* WHAT YOU SHOULD DO *
Would you write out the entries below, every one of them, exactly?

==== SUPPLIED ENTRIES ====

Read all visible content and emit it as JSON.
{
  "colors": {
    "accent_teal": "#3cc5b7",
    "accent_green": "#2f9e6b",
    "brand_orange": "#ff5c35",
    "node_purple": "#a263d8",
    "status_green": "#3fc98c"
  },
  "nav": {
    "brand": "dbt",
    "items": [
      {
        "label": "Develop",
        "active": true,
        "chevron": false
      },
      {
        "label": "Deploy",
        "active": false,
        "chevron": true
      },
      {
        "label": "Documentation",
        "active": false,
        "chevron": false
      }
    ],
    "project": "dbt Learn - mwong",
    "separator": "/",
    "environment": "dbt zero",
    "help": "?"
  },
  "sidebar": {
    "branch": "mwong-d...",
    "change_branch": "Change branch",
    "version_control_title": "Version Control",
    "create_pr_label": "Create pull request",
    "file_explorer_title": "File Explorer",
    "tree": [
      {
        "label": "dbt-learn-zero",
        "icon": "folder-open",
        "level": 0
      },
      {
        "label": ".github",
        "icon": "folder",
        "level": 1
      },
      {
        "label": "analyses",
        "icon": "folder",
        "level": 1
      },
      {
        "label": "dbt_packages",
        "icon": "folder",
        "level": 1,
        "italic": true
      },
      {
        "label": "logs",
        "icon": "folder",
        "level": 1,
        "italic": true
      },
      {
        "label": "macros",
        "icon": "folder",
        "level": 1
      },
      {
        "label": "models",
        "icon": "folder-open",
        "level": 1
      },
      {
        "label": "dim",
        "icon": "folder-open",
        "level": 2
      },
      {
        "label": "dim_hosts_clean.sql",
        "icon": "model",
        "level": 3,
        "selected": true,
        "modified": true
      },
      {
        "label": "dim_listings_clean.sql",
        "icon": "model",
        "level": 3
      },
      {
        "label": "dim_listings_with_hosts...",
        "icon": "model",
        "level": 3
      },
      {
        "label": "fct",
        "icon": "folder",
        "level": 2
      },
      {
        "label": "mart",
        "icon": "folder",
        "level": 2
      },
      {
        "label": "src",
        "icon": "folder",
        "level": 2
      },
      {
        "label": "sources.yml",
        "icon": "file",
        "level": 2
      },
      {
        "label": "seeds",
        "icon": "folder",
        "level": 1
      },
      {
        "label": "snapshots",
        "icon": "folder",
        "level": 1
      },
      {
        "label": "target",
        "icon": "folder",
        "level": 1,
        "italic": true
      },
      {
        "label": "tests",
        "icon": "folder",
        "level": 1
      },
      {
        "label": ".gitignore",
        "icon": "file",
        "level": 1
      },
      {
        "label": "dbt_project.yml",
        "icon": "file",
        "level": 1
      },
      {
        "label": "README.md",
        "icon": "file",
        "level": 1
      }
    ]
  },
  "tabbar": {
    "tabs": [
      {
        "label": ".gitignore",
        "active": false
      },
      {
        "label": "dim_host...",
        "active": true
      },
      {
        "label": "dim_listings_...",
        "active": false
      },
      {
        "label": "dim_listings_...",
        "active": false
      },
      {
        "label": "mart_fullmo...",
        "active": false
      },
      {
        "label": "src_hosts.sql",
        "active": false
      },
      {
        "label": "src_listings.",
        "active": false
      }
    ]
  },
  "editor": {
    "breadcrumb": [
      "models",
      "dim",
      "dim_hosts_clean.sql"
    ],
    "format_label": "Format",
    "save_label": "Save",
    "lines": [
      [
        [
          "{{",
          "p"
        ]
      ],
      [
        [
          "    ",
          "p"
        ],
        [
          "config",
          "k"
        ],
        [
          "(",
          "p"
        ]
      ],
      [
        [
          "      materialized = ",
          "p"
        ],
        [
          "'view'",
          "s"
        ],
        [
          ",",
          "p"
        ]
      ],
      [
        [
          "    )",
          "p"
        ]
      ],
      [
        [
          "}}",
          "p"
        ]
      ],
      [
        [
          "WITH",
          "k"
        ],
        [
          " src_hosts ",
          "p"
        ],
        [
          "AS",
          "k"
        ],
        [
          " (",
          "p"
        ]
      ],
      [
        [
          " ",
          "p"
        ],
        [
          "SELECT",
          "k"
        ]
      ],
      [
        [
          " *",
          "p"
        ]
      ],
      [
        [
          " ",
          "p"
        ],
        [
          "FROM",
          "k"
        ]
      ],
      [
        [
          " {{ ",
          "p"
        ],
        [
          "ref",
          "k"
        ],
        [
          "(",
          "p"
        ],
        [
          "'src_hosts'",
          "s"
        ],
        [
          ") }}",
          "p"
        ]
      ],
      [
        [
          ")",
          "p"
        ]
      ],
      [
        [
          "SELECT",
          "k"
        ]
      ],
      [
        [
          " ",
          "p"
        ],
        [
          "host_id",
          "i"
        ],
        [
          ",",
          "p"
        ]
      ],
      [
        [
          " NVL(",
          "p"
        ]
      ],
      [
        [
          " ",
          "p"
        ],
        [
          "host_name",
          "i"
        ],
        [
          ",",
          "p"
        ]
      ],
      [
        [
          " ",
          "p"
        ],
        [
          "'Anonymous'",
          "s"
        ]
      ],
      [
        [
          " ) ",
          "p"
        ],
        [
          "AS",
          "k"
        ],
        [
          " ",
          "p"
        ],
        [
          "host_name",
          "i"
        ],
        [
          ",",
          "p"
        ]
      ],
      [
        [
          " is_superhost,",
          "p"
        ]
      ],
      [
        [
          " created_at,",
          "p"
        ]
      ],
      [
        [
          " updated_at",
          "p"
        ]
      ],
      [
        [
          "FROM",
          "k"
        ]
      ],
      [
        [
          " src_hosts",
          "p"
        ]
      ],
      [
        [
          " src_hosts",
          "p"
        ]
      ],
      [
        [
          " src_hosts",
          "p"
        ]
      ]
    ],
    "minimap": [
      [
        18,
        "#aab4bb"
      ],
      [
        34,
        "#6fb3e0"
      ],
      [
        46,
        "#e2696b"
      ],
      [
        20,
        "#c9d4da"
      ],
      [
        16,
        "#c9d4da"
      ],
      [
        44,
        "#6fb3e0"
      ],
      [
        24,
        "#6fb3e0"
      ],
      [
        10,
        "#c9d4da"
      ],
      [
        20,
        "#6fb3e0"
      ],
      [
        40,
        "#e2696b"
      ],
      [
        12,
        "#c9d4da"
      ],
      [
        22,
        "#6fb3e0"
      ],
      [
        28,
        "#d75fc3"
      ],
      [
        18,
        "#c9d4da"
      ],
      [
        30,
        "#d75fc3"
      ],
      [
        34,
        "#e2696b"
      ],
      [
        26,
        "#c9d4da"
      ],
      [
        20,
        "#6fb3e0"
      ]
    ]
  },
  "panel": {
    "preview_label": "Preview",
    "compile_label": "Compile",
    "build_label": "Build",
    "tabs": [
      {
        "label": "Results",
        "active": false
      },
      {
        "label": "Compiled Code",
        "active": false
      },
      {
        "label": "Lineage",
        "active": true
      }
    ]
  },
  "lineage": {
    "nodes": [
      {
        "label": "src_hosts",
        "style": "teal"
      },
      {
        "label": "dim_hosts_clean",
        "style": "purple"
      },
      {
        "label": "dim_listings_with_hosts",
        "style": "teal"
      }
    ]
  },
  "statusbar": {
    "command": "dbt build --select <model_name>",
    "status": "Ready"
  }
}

====

* SOLVED EXERCISE *
Read all visible content and emit it as JSON.
{
  "colors": {
    "accent_teal": "#3cc5b7",
    "accent_green": "#2f9e6b",
    "brand_orange": "#ff5c35",
    "node_purple": "#a263d8",
    "status_green": "#3fc98c"
  },
  "nav": {
    "brand": "dbt",
    "items": [
      {
        "label": "Develop",
        "active": true,
        "chevron": false
      },
      {
        "label": "Deploy",
        "active": false,
        "chevron": true
      },
      {
        "label": "Documentation",
        "active": false,
        "chevron": false
      }
    ],
    "project": "dbt Learn - mwong",
    "separator": "/",
    "environment": "dbt zero",
    "help": "?"
  },
  "sidebar": {
    "branch": "mwong-d...",
    "change_branch": "Change branch",
    "version_control_title": "Version Control",
    "create_pr_label": "Create pull request",
    "file_explorer_title": "File Explorer",
    "tree": [
      {
        "label": "dbt-learn-zero",
        "icon": "folder-open",
        "level": 0
      },
      {
        "label": ".github",
        "icon": "folder",
        "level": 1
      },
      {
        "label": "analyses",
        "icon": "folder",
        "level": 1
      },
      {
        "label": "dbt_packages",
        "icon": "folder",
        "level": 1,
        "italic": true
      },
      {
        "label": "logs",
        "icon": "folder",
        "level": 1,
        "italic": true
      },
      {
        "label": "macros",
        "icon": "folder",
        "level": 1
      },
      {
        "label": "models",
        "icon": "folder-open",
        "level": 1
      },
      {
        "label": "dim",
        "icon": "folder-open",
        "level": 2
      },
      {
        "label": "dim_hosts_clean.sql",
        "icon": "model",
        "level": 3,
        "selected": true,
        "modified": true
      },
      {
        "label": "dim_listings_clean.sql",
        "icon": "model",
        "level": 3
      },
      {
        "label": "dim_listings_with_hosts...",
        "icon": "model",
        "level": 3
      },
      {
        "label": "fct",
        "icon": "folder",
        "level": 2
      },
      {
        "label": "mart",
        "icon": "folder",
        "level": 2
      },
      {
        "label": "src",
        "icon": "folder",
        "level": 2
      },
      {
        "label": "sources.yml",
        "icon": "file",
        "level": 2
      },
      {
        "label": "seeds",
        "icon": "folder",
        "level": 1
      },
      {
        "label": "snapshots",
        "icon": "folder",
        "level": 1
      },
      {
        "label": "target",
        "icon": "folder",
        "level": 1,
        "italic": true
      },
      {
        "label": "tests",
        "icon": "folder",
        "level": 1
      },
      {
        "label": ".gitignore",
        "icon": "file",
        "level": 1
      },
      {
        "label": "dbt_project.yml",
        "icon": "file",
        "level": 1
      },
      {
        "label": "README.md",
        "icon": "file",
        "level": 1
      }
    ]
  },
  "tabbar": {
    "tabs": [
      {
        "label": ".gitignore",
        "active": false
      },
      {
        "label": "dim_host...",
        "active": true
      },
      {
        "label": "dim_listings_...",
        "active": false
      },
      {
        "label": "dim_listings_...",
        "active": false
      },
      {
        "label": "mart_fullmo...",
        "active": false
      },
      {
        "label": "src_hosts.sql",
        "active": false
      },
      {
        "label": "src_listings.",
        "active": false
      }
    ]
  },
  "editor": {
    "breadcrumb": [
      "models",
      "dim",
      "dim_hosts_clean.sql"
    ],
    "format_label": "Format",
    "save_label": "Save",
    "lines": [
      [
        [
          "{{",
          "p"
        ]
      ],
      [
        [
          "    ",
          "p"
        ],
        [
          "config",
          "k"
        ],
        [
          "(",
          "p"
        ]
      ],
      [
        [
          "      materialized = ",
          "p"
        ],
        [
          "'view'",
          "s"
        ],
        [
          ",",
          "p"
        ]
      ],
      [
        [
          "    )",
          "p"
        ]
      ],
      [
        [
          "}}",
          "p"
        ]
      ],
      [
        [
          "WITH",
          "k"
        ],
        [
          " src_hosts ",
          "p"
        ],
        [
          "AS",
          "k"
        ],
        [
          " (",
          "p"
        ]
      ],
      [
        [
          " ",
          "p"
        ],
        [
          "SELECT",
          "k"
        ]
      ],
      [
        [
          " *",
          "p"
        ]
      ],
      [
        [
          " ",
          "p"
        ],
        [
          "FROM",
          "k"
        ]
      ],
      [
        [
          " {{ ",
          "p"
        ],
        [
          "ref",
          "k"
        ],
        [
          "(",
          "p"
        ],
        [
          "'src_hosts'",
          "s"
        ],
        [
          ") }}",
          "p"
        ]
      ],
      [
        [
          ")",
          "p"
        ]
      ],
      [
        [
          "SELECT",
          "k"
        ]
      ],
      [
        [
          " ",
          "p"
        ],
        [
          "host_id",
          "i"
        ],
        [
          ",",
          "p"
        ]
      ],
      [
        [
          " NVL(",
          "p"
        ]
      ],
      [
        [
          " ",
          "p"
        ],
        [
          "host_name",
          "i"
        ],
        [
          ",",
          "p"
        ]
      ],
      [
        [
          " ",
          "p"
        ],
        [
          "'Anonymous'",
          "s"
        ]
      ],
      [
        [
          " ) ",
          "p"
        ],
        [
          "AS",
          "k"
        ],
        [
          " ",
          "p"
        ],
        [
          "host_name",
          "i"
        ],
        [
          ",",
          "p"
        ]
      ],
      [
        [
          " is_superhost,",
          "p"
        ]
      ],
      [
        [
          " created_at,",
          "p"
        ]
      ],
      [
        [
          " updated_at",
          "p"
        ]
      ],
      [
        [
          "FROM",
          "k"
        ]
      ],
      [
        [
          " src_hosts",
          "p"
        ]
      ],
      [
        [
          " src_hosts",
          "p"
        ]
      ],
      [
        [
          " src_hosts",
          "p"
        ]
      ]
    ],
    "minimap": [
      [
        18,
        "#aab4bb"
      ],
      [
        34,
        "#6fb3e0"
      ],
      [
        46,
        "#e2696b"
      ],
      [
        20,
        "#c9d4da"
      ],
      [
        16,
        "#c9d4da"
      ],
      [
        44,
        "#6fb3e0"
      ],
      [
        24,
        "#6fb3e0"
      ],
      [
        10,
        "#c9d4da"
      ],
      [
        20,
        "#6fb3e0"
      ],
      [
        40,
        "#e2696b"
      ],
      [
        12,
        "#c9d4da"
      ],
      [
        22,
        "#6fb3e0"
      ],
      [
        28,
        "#d75fc3"
      ],
      [
        18,
        "#c9d4da"
      ],
      [
        30,
        "#d75fc3"
      ],
      [
        34,
        "#e2696b"
      ],
      [
        26,
        "#c9d4da"
      ],
      [
        20,
        "#6fb3e0"
      ]
    ]
  },
  "panel": {
    "preview_label": "Preview",
    "compile_label": "Compile",
    "build_label": "Build",
    "tabs": [
      {
        "label": "Results",
        "active": false
      },
      {
        "label": "Compiled Code",
        "active": false
      },
      {
        "label": "Lineage",
        "active": true
      }
    ]
  },
  "lineage": {
    "nodes": [
      {
        "label": "src_hosts",
        "style": "teal"
      },
      {
        "label": "dim_hosts_clean",
        "style": "purple"
      },
      {
        "label": "dim_listings_with_hosts",
        "style": "teal"
      }
    ]
  },
  "statusbar": {
    "command": "dbt build --select <model_name>",
    "status": "Ready"
  }
}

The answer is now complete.